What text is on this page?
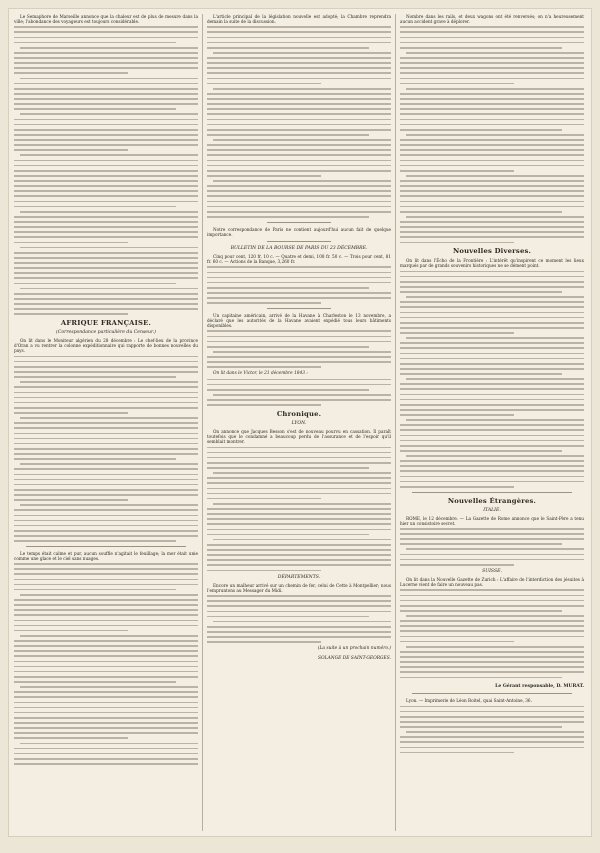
Le Semaphore de Marseille annonce que la chaleur est de plus de mesure dans la ville; l'abondance des voyageurs est toujours considérable.

AFRIQUE FRANÇAISE.
(Correspondance particulière du Censeur.)

On lit dans le Moniteur algérien du 28 décembre : Le chef-lieu de la province d'Oran a vu rentrer la colonne expéditionnaire qui rapporte de bonnes nouvelles du pays.

Le temps était calme et pur, aucun souffle n'agitait le feuillage; la mer était unie comme une glace et le ciel sans nuages.

L'article principal de la législation nouvelle est adopté; la Chambre reprendra demain la suite de la discussion.

Notre correspondance de Paris ne contient aujourd'hui aucun fait de quelque importance.

BULLETIN DE LA BOURSE DE PARIS DU 23 DÉCEMBRE.

Cinq pour cent, 120 fr. 10 c. — Quatre et demi, 108 fr. 50 c. — Trois pour cent, 81 fr. 60 c. — Actions de la Banque, 3,260 fr.

Un capitaine américain, arrivé de la Havane à Charleston le 13 novembre, a déclaré que les autorités de la Havane avaient expédié tous leurs bâtiments disponibles.

On lit dans le Victor, le 21 décembre 1843 :

Chronique.
LYON.

On annonce que Jacques Besson s'est de nouveau pourvu en cassation. Il paraît toutefois que le condamné a beaucoup perdu de l'assurance et de l'espoir qu'il semblait montrer.

DÉPARTEMENTS.

Encore un malheur arrivé sur un chemin de fer, celui de Cette à Montpellier; nous l'empruntons au Messager du Midi.

(La suite à un prochain numéro.)
SOLANGE DE SAINT-GEORGES.

Nombre dans les rails, et deux wagons ont été renversés; on n'a heureusement aucun accident grave à déplorer.

Nouvelles Diverses.

On lit dans l'Écho de la Frontière : L'intérêt qu'inspirent ce moment les lieux marqués par de grands souvenirs historiques ne se dément point.

Nouvelles Étrangères.
ITALIE.

ROME, le 12 décembre. — La Gazette de Rome annonce que le Saint-Père a tenu hier un consistoire secret.

SUISSE.

On lit dans la Nouvelle Gazette de Zurich : L'affaire de l'interdiction des jésuites à Lucerne vient de faire un nouveau pas.

Le Gérant responsable, D. MURAT.

Lyon. — Imprimerie de Léon Boitel, quai Saint-Antoine, 36.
┄┄┄┄┄┄┄┄┄┄┄┄┄┄┄┄┄┄┄┄
▸ The problem
Retype the data above exactly; pictures are not part of the copy.

▸ The response
What text is on this page?
Le Semaphore de Marseille annonce que la chaleur est de plus de mesure dans la ville; l'abondance des voyageurs est toujours considérable.

AFRIQUE FRANÇAISE.
(Correspondance particulière du Censeur.)

On lit dans le Moniteur algérien du 28 décembre : Le chef-lieu de la province d'Oran a vu rentrer la colonne expéditionnaire qui rapporte de bonnes nouvelles du pays.

Le temps était calme et pur, aucun souffle n'agitait le feuillage; la mer était unie comme une glace et le ciel sans nuages.

L'article principal de la législation nouvelle est adopté; la Chambre reprendra demain la suite de la discussion.

Notre correspondance de Paris ne contient aujourd'hui aucun fait de quelque importance.

BULLETIN DE LA BOURSE DE PARIS DU 23 DÉCEMBRE.

Cinq pour cent, 120 fr. 10 c. — Quatre et demi, 108 fr. 50 c. — Trois pour cent, 81 fr. 60 c. — Actions de la Banque, 3,260 fr.

Un capitaine américain, arrivé de la Havane à Charleston le 13 novembre, a déclaré que les autorités de la Havane avaient expédié tous leurs bâtiments disponibles.

On lit dans le Victor, le 21 décembre 1843 :

Chronique.
LYON.

On annonce que Jacques Besson s'est de nouveau pourvu en cassation. Il paraît toutefois que le condamné a beaucoup perdu de l'assurance et de l'espoir qu'il semblait montrer.

DÉPARTEMENTS.

Encore un malheur arrivé sur un chemin de fer, celui de Cette à Montpellier; nous l'empruntons au Messager du Midi.

(La suite à un prochain numéro.)
SOLANGE DE SAINT-GEORGES.

Nombre dans les rails, et deux wagons ont été renversés; on n'a heureusement aucun accident grave à déplorer.

Nouvelles Diverses.

On lit dans l'Écho de la Frontière : L'intérêt qu'inspirent ce moment les lieux marqués par de grands souvenirs historiques ne se dément point.

Nouvelles Étrangères.
ITALIE.

ROME, le 12 décembre. — La Gazette de Rome annonce que le Saint-Père a tenu hier un consistoire secret.

SUISSE.

On lit dans la Nouvelle Gazette de Zurich : L'affaire de l'interdiction des jésuites à Lucerne vient de faire un nouveau pas.

Le Gérant responsable, D. MURAT.

Lyon. — Imprimerie de Léon Boitel, quai Saint-Antoine, 36.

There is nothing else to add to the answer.